GOAL OF THE EXERCISE:
Check every line below for the string "What", and copy the lines that contain it.

··· RECORDS PROVIDED

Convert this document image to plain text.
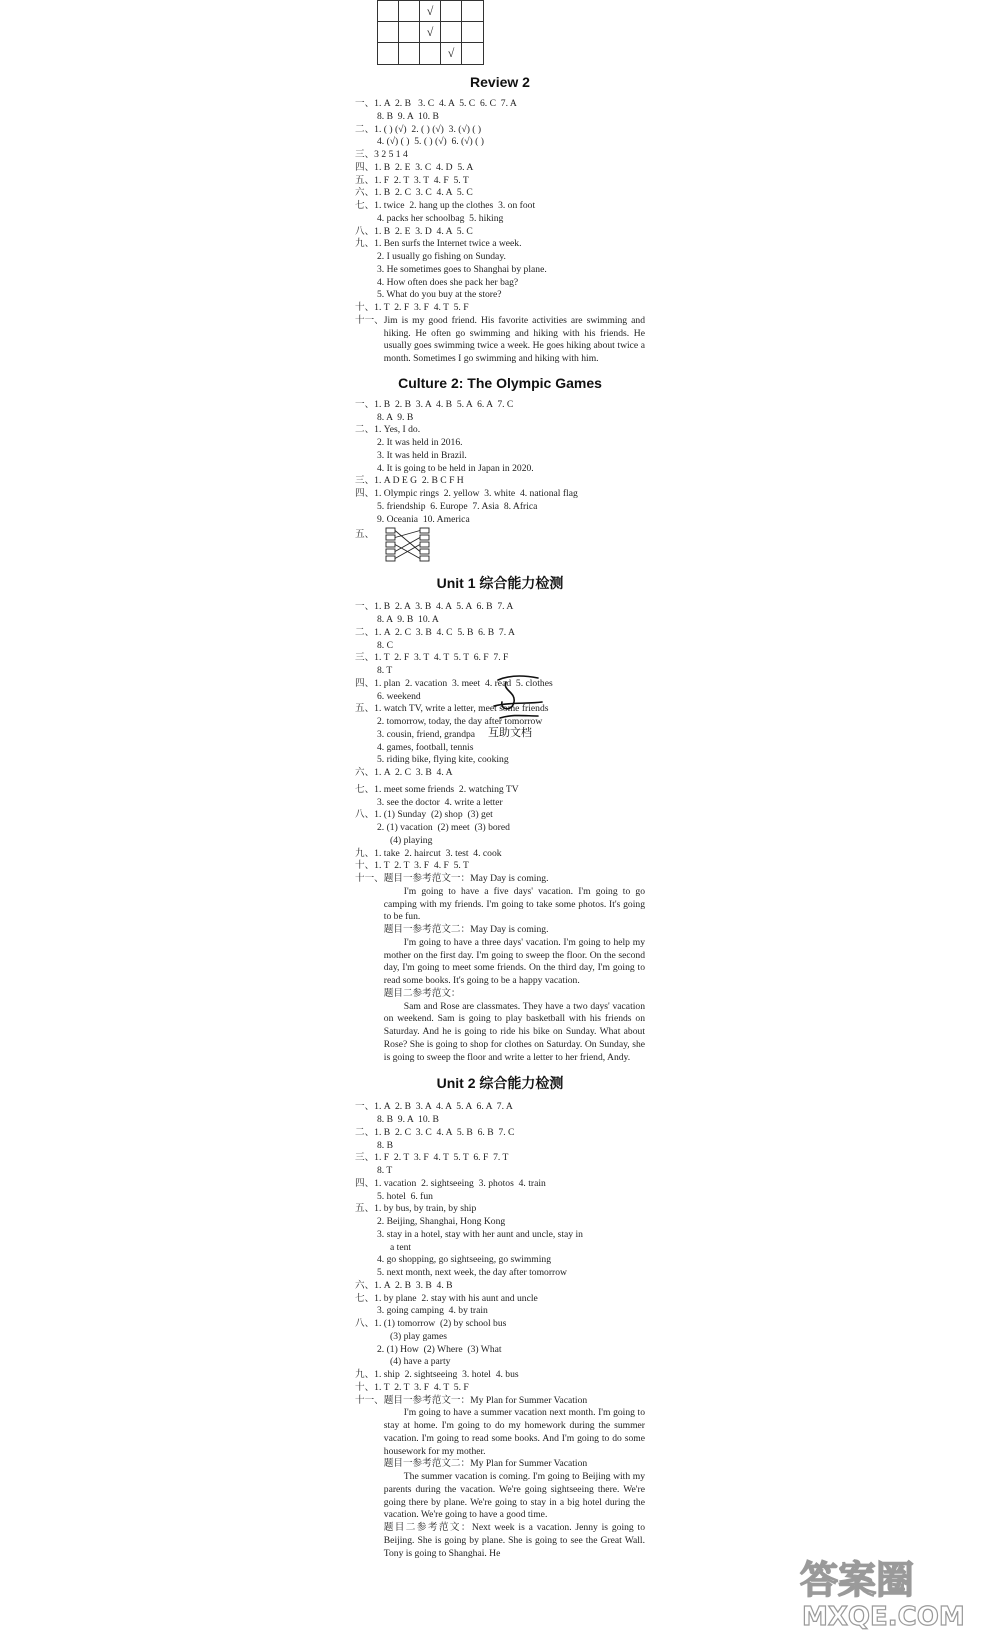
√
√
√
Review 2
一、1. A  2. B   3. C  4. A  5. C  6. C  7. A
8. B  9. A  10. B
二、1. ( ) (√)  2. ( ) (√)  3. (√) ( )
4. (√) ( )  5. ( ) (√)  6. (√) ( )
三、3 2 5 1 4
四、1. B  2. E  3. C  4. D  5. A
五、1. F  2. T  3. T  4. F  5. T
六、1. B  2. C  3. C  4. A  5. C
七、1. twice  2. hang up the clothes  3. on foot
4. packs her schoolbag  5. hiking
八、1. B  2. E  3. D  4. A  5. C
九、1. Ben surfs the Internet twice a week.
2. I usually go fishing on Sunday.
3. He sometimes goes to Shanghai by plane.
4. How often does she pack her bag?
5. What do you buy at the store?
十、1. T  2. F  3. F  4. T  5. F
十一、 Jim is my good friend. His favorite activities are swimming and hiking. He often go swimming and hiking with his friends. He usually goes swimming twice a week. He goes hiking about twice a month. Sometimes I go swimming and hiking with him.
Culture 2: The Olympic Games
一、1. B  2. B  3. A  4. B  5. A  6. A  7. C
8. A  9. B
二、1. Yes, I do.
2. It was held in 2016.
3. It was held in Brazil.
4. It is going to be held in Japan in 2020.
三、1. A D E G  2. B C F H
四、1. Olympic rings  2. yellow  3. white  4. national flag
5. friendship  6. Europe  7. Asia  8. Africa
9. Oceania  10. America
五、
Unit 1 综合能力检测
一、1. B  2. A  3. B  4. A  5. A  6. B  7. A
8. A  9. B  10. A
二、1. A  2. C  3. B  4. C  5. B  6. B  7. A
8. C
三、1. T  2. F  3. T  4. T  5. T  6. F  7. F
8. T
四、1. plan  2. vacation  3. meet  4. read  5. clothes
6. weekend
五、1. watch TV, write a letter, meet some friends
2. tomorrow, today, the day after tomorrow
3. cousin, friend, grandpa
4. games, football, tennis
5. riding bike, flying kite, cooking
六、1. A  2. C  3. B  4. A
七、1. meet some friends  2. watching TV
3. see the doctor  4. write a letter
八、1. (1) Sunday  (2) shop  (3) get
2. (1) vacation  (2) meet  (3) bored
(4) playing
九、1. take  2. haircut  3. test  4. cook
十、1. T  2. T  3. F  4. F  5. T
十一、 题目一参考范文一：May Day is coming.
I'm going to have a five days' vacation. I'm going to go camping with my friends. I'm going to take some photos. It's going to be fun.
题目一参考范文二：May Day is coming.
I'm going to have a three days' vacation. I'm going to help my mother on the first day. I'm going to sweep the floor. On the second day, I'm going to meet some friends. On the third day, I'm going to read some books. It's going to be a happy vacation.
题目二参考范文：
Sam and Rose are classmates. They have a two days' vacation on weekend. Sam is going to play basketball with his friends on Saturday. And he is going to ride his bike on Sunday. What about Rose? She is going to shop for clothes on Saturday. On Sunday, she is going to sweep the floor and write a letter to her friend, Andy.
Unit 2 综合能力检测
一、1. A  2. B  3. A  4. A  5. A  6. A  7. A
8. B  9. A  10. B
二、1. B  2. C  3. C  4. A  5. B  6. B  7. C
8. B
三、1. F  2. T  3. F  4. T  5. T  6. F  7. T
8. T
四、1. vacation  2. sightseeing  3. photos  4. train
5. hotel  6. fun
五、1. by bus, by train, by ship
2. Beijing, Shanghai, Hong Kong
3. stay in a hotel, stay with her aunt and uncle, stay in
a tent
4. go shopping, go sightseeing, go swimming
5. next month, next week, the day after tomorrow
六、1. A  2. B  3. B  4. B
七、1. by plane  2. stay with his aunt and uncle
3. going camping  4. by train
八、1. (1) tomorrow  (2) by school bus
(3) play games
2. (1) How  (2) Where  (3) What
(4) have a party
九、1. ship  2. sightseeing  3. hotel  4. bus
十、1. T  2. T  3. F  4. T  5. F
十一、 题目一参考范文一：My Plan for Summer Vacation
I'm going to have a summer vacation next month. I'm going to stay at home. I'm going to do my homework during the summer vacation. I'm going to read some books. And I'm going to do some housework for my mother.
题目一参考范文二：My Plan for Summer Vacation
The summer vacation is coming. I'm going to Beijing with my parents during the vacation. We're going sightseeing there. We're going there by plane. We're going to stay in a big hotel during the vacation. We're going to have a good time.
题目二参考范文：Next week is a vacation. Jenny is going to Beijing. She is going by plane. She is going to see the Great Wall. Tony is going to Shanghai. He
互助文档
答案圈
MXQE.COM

······

SOLUTION TO THE EXERCISE:
5. What do you buy at the store?
Sam and Rose are classmates. They have a two days' vacation on weekend. Sam is going to play basketball with his friends on Saturday. And he is going to ride his bike on Sunday. What about Rose? She is going to shop for clothes on Saturday. On Sunday, she is going to sweep the floor and write a letter to her friend, Andy.
2. (1) How  (2) Where  (3) What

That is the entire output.